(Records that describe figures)
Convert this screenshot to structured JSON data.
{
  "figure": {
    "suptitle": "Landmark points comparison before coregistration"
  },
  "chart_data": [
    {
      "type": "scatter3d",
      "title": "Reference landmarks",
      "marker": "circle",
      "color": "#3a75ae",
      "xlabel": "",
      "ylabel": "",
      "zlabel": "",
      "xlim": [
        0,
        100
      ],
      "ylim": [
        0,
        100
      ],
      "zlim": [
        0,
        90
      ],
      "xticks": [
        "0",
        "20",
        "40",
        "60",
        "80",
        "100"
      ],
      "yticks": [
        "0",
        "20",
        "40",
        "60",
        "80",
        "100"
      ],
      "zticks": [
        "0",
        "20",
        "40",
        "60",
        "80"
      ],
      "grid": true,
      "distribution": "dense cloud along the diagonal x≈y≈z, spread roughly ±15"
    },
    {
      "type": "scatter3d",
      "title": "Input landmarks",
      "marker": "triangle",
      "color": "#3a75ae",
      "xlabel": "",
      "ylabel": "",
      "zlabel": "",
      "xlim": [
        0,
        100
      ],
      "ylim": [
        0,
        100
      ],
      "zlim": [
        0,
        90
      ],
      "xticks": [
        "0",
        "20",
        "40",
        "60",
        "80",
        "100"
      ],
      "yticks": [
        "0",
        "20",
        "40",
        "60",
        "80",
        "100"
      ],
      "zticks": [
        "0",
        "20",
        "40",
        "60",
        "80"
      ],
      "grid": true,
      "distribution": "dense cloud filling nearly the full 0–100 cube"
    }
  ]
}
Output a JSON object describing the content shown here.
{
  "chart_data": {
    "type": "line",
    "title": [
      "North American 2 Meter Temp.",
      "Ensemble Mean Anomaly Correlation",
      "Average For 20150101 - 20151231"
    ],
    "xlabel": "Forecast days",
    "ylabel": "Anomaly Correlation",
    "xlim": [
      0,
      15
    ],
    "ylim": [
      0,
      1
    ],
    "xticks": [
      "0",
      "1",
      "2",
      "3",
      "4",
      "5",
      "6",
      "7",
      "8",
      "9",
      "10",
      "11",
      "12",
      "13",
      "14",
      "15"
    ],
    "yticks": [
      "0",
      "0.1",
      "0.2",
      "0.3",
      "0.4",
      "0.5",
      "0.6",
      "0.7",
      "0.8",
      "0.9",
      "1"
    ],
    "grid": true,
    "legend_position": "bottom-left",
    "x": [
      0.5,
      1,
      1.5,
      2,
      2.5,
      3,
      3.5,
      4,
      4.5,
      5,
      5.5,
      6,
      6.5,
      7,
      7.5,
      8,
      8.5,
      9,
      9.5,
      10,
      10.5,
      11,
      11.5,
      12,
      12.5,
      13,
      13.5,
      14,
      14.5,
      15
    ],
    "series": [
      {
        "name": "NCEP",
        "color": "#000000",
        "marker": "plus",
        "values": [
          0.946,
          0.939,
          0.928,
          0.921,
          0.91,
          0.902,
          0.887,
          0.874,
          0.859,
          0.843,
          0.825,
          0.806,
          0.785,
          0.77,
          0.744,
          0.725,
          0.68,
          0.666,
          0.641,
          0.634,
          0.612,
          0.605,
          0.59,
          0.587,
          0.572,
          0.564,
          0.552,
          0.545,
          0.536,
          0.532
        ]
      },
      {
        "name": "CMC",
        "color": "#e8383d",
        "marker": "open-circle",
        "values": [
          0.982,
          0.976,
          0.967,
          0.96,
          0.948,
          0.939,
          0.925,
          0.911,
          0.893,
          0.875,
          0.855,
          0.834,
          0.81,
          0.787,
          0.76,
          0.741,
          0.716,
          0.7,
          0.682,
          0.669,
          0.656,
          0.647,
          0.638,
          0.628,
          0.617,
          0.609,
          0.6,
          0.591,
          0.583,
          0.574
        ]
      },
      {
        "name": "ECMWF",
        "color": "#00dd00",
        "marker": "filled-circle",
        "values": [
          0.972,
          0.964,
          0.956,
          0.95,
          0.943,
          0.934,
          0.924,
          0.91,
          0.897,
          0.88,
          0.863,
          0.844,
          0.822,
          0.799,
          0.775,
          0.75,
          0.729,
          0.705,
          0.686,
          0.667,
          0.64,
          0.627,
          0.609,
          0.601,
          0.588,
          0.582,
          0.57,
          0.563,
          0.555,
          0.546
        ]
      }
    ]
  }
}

* _Short problem_:
Exactly as they are written, print the entries again.

* _Finished exercise_:
Convert this screenshot to structured JSON data.
{
  "figure": {
    "suptitle": "Landmark points comparison before coregistration"
  },
  "chart_data": [
    {
      "type": "scatter3d",
      "title": "Reference landmarks",
      "marker": "circle",
      "color": "#3a75ae",
      "xlabel": "",
      "ylabel": "",
      "zlabel": "",
      "xlim": [
        0,
        100
      ],
      "ylim": [
        0,
        100
      ],
      "zlim": [
        0,
        90
      ],
      "xticks": [
        "0",
        "20",
        "40",
        "60",
        "80",
        "100"
      ],
      "yticks": [
        "0",
        "20",
        "40",
        "60",
        "80",
        "100"
      ],
      "zticks": [
        "0",
        "20",
        "40",
        "60",
        "80"
      ],
      "grid": true,
      "distribution": "dense cloud along the diagonal x≈y≈z, spread roughly ±15"
    },
    {
      "type": "scatter3d",
      "title": "Input landmarks",
      "marker": "triangle",
      "color": "#3a75ae",
      "xlabel": "",
      "ylabel": "",
      "zlabel": "",
      "xlim": [
        0,
        100
      ],
      "ylim": [
        0,
        100
      ],
      "zlim": [
        0,
        90
      ],
      "xticks": [
        "0",
        "20",
        "40",
        "60",
        "80",
        "100"
      ],
      "yticks": [
        "0",
        "20",
        "40",
        "60",
        "80",
        "100"
      ],
      "zticks": [
        "0",
        "20",
        "40",
        "60",
        "80"
      ],
      "grid": true,
      "distribution": "dense cloud filling nearly the full 0–100 cube"
    }
  ]
}
Output a JSON object describing the content shown here.
{
  "chart_data": {
    "type": "line",
    "title": [
      "North American 2 Meter Temp.",
      "Ensemble Mean Anomaly Correlation",
      "Average For 20150101 - 20151231"
    ],
    "xlabel": "Forecast days",
    "ylabel": "Anomaly Correlation",
    "xlim": [
      0,
      15
    ],
    "ylim": [
      0,
      1
    ],
    "xticks": [
      "0",
      "1",
      "2",
      "3",
      "4",
      "5",
      "6",
      "7",
      "8",
      "9",
      "10",
      "11",
      "12",
      "13",
      "14",
      "15"
    ],
    "yticks": [
      "0",
      "0.1",
      "0.2",
      "0.3",
      "0.4",
      "0.5",
      "0.6",
      "0.7",
      "0.8",
      "0.9",
      "1"
    ],
    "grid": true,
    "legend_position": "bottom-left",
    "x": [
      0.5,
      1,
      1.5,
      2,
      2.5,
      3,
      3.5,
      4,
      4.5,
      5,
      5.5,
      6,
      6.5,
      7,
      7.5,
      8,
      8.5,
      9,
      9.5,
      10,
      10.5,
      11,
      11.5,
      12,
      12.5,
      13,
      13.5,
      14,
      14.5,
      15
    ],
    "series": [
      {
        "name": "NCEP",
        "color": "#000000",
        "marker": "plus",
        "values": [
          0.946,
          0.939,
          0.928,
          0.921,
          0.91,
          0.902,
          0.887,
          0.874,
          0.859,
          0.843,
          0.825,
          0.806,
          0.785,
          0.77,
          0.744,
          0.725,
          0.68,
          0.666,
          0.641,
          0.634,
          0.612,
          0.605,
          0.59,
          0.587,
          0.572,
          0.564,
          0.552,
          0.545,
          0.536,
          0.532
        ]
      },
      {
        "name": "CMC",
        "color": "#e8383d",
        "marker": "open-circle",
        "values": [
          0.982,
          0.976,
          0.967,
          0.96,
          0.948,
          0.939,
          0.925,
          0.911,
          0.893,
          0.875,
          0.855,
          0.834,
          0.81,
          0.787,
          0.76,
          0.741,
          0.716,
          0.7,
          0.682,
          0.669,
          0.656,
          0.647,
          0.638,
          0.628,
          0.617,
          0.609,
          0.6,
          0.591,
          0.583,
          0.574
        ]
      },
      {
        "name": "ECMWF",
        "color": "#00dd00",
        "marker": "filled-circle",
        "values": [
          0.972,
          0.964,
          0.956,
          0.95,
          0.943,
          0.934,
          0.924,
          0.91,
          0.897,
          0.88,
          0.863,
          0.844,
          0.822,
          0.799,
          0.775,
          0.75,
          0.729,
          0.705,
          0.686,
          0.667,
          0.64,
          0.627,
          0.609,
          0.601,
          0.588,
          0.582,
          0.57,
          0.563,
          0.555,
          0.546
        ]
      }
    ]
  }
}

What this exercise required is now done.